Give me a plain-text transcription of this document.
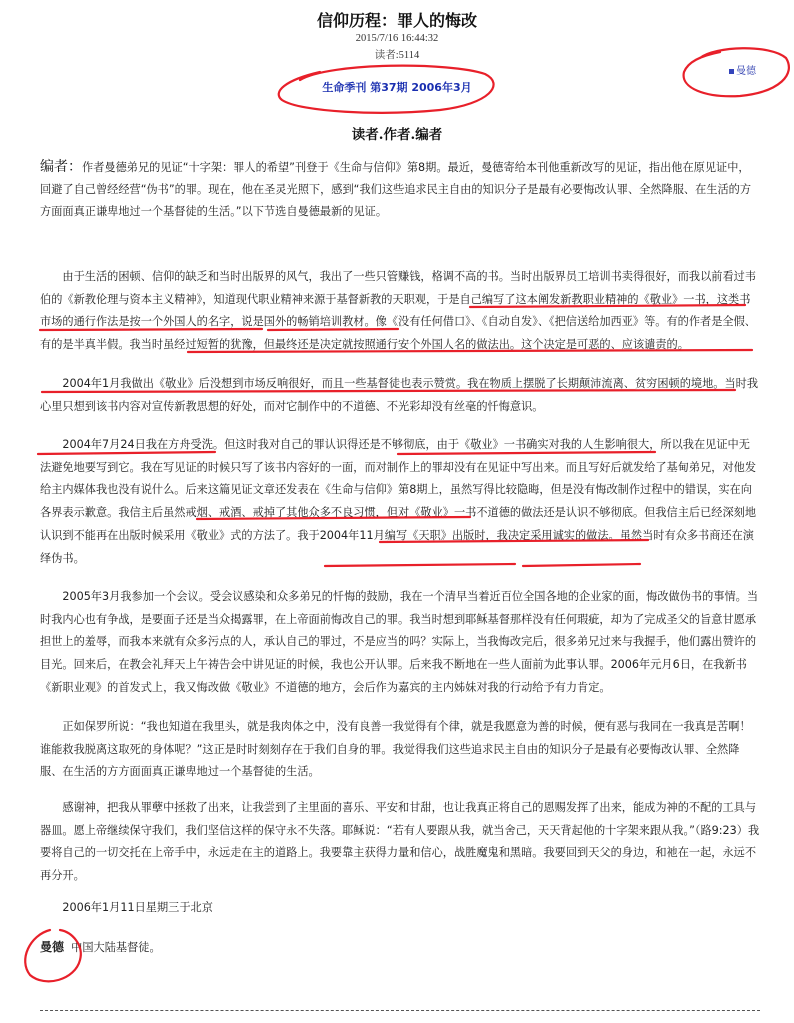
信仰历程：罪人的悔改
2015/7/16 16:44:32
读者:5114
曼德
生命季刊 第37期 2006年3月
读者.作者.编者
编者：作者曼德弟兄的见证“十字架：罪人的希望”刊登于《生命与信仰》第8期。最近，曼德寄给本刊他重新改写的见证，指出他在原见证中，回避了自己曾经经营“伪书”的罪。现在，他在圣灵光照下，感到“我们这些追求民主自由的知识分子是最有必要悔改认罪、全然降服、在生活的方方面面真正谦卑地过一个基督徒的生活。”以下节选自曼德最新的见证。
由于生活的困顿、信仰的缺乏和当时出版界的风气，我出了一些只管赚钱，格调不高的书。当时出版界员工培训书卖得很好，而我以前看过韦伯的《新教伦理与资本主义精神》，知道现代职业精神来源于基督新教的天职观，于是自己编写了这本阐发新教职业精神的《敬业》一书，这类书市场的通行作法是按一个外国人的名字，说是国外的畅销培训教材。像《没有任何借口》、《自动自发》、《把信送给加西亚》等。有的作者是全假、有的是半真半假。我当时虽经过短暂的犹豫，但最终还是决定就按照通行安个外国人名的做法出。这个决定是可恶的、应该谴责的。
2004年1月我做出《敬业》后没想到市场反响很好，而且一些基督徒也表示赞赏。我在物质上摆脱了长期颠沛流离、贫穷困顿的境地。当时我心里只想到该书内容对宣传新教思想的好处，而对它制作中的不道德、不光彩却没有丝毫的忏悔意识。
2004年7月24日我在方舟受洗。但这时我对自己的罪认识得还是不够彻底，由于《敬业》一书确实对我的人生影响很大，所以我在见证中无法避免地要写到它。我在写见证的时候只写了该书内容好的一面，而对制作上的罪却没有在见证中写出来。而且写好后就发给了基甸弟兄，对他发给主内媒体我也没有说什么。后来这篇见证文章还发表在《生命与信仰》第8期上，虽然写得比较隐晦，但是没有悔改制作过程中的错误，实在向各界表示歉意。我信主后虽然戒烟、戒酒、戒掉了其他众多不良习惯，但对《敬业》一书不道德的做法还是认识不够彻底。但我信主后已经深刻地认识到不能再在出版时候采用《敬业》式的方法了。我于2004年11月编写《天职》出版时，我决定采用诚实的做法。虽然当时有众多书商还在演绎伪书。
2005年3月我参加一个会议。受会议感染和众多弟兄的忏悔的鼓励，我在一个清早当着近百位全国各地的企业家的面，悔改做伪书的事情。当时我内心也有争战，是要面子还是当众揭露罪，在上帝面前悔改自己的罪。我当时想到耶稣基督那样没有任何瑕疵，却为了完成圣父的旨意甘愿承担世上的羞辱，而我本来就有众多污点的人，承认自己的罪过，不是应当的吗？实际上，当我悔改完后，很多弟兄过来与我握手，他们露出赞许的目光。回来后，在教会礼拜天上午祷告会中讲见证的时候，我也公开认罪。后来我不断地在一些人面前为此事认罪。2006年元月6日，在我新书《新职业观》的首发式上，我又悔改做《敬业》不道德的地方，会后作为嘉宾的主内姊妹对我的行动给予有力肯定。
正如保罗所说：“我也知道在我里头，就是我肉体之中，没有良善一我觉得有个律，就是我愿意为善的时候，便有恶与我同在一我真是苦啊！谁能救我脱离这取死的身体呢？”这正是时时刻刻存在于我们自身的罪。我觉得我们这些追求民主自由的知识分子是最有必要悔改认罪、全然降服、在生活的方方面面真正谦卑地过一个基督徒的生活。
感谢神，把我从罪孽中拯救了出来，让我尝到了主里面的喜乐、平安和甘甜，也让我真正将自己的恩赐发挥了出来，能成为神的不配的工具与器皿。愿上帝继续保守我们，我们坚信这样的保守永不失落。耶稣说：“若有人要跟从我，就当舍己，天天背起他的十字架来跟从我。”（路9:23）我要将自己的一切交托在上帝手中，永远走在主的道路上。我要靠主获得力量和信心，战胜魔鬼和黑暗。我要回到天父的身边，和祂在一起，永远不再分开。
2006年1月11日星期三于北京
曼德 中国大陆基督徒。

■ EXERCISE TASK:
Give every record back exactly as it reads, with no images.

■ WRITTEN SOLUTION:
Give me a plain-text transcription of this document.
信仰历程：罪人的悔改
2015/7/16 16:44:32
读者:5114
曼德
生命季刊 第37期 2006年3月
读者.作者.编者
编者：作者曼德弟兄的见证“十字架：罪人的希望”刊登于《生命与信仰》第8期。最近，曼德寄给本刊他重新改写的见证，指出他在原见证中，回避了自己曾经经营“伪书”的罪。现在，他在圣灵光照下，感到“我们这些追求民主自由的知识分子是最有必要悔改认罪、全然降服、在生活的方方面面真正谦卑地过一个基督徒的生活。”以下节选自曼德最新的见证。
由于生活的困顿、信仰的缺乏和当时出版界的风气，我出了一些只管赚钱，格调不高的书。当时出版界员工培训书卖得很好，而我以前看过韦伯的《新教伦理与资本主义精神》，知道现代职业精神来源于基督新教的天职观，于是自己编写了这本阐发新教职业精神的《敬业》一书，这类书市场的通行作法是按一个外国人的名字，说是国外的畅销培训教材。像《没有任何借口》、《自动自发》、《把信送给加西亚》等。有的作者是全假、有的是半真半假。我当时虽经过短暂的犹豫，但最终还是决定就按照通行安个外国人名的做法出。这个决定是可恶的、应该谴责的。
2004年1月我做出《敬业》后没想到市场反响很好，而且一些基督徒也表示赞赏。我在物质上摆脱了长期颠沛流离、贫穷困顿的境地。当时我心里只想到该书内容对宣传新教思想的好处，而对它制作中的不道德、不光彩却没有丝毫的忏悔意识。
2004年7月24日我在方舟受洗。但这时我对自己的罪认识得还是不够彻底，由于《敬业》一书确实对我的人生影响很大，所以我在见证中无法避免地要写到它。我在写见证的时候只写了该书内容好的一面，而对制作上的罪却没有在见证中写出来。而且写好后就发给了基甸弟兄，对他发给主内媒体我也没有说什么。后来这篇见证文章还发表在《生命与信仰》第8期上，虽然写得比较隐晦，但是没有悔改制作过程中的错误，实在向各界表示歉意。我信主后虽然戒烟、戒酒、戒掉了其他众多不良习惯，但对《敬业》一书不道德的做法还是认识不够彻底。但我信主后已经深刻地认识到不能再在出版时候采用《敬业》式的方法了。我于2004年11月编写《天职》出版时，我决定采用诚实的做法。虽然当时有众多书商还在演绎伪书。
2005年3月我参加一个会议。受会议感染和众多弟兄的忏悔的鼓励，我在一个清早当着近百位全国各地的企业家的面，悔改做伪书的事情。当时我内心也有争战，是要面子还是当众揭露罪，在上帝面前悔改自己的罪。我当时想到耶稣基督那样没有任何瑕疵，却为了完成圣父的旨意甘愿承担世上的羞辱，而我本来就有众多污点的人，承认自己的罪过，不是应当的吗？实际上，当我悔改完后，很多弟兄过来与我握手，他们露出赞许的目光。回来后，在教会礼拜天上午祷告会中讲见证的时候，我也公开认罪。后来我不断地在一些人面前为此事认罪。2006年元月6日，在我新书《新职业观》的首发式上，我又悔改做《敬业》不道德的地方，会后作为嘉宾的主内姊妹对我的行动给予有力肯定。
正如保罗所说：“我也知道在我里头，就是我肉体之中，没有良善一我觉得有个律，就是我愿意为善的时候，便有恶与我同在一我真是苦啊！谁能救我脱离这取死的身体呢？”这正是时时刻刻存在于我们自身的罪。我觉得我们这些追求民主自由的知识分子是最有必要悔改认罪、全然降服、在生活的方方面面真正谦卑地过一个基督徒的生活。
感谢神，把我从罪孽中拯救了出来，让我尝到了主里面的喜乐、平安和甘甜，也让我真正将自己的恩赐发挥了出来，能成为神的不配的工具与器皿。愿上帝继续保守我们，我们坚信这样的保守永不失落。耶稣说：“若有人要跟从我，就当舍己，天天背起他的十字架来跟从我。”（路9:23）我要将自己的一切交托在上帝手中，永远走在主的道路上。我要靠主获得力量和信心，战胜魔鬼和黑暗。我要回到天父的身边，和祂在一起，永远不再分开。
2006年1月11日星期三于北京
曼德 中国大陆基督徒。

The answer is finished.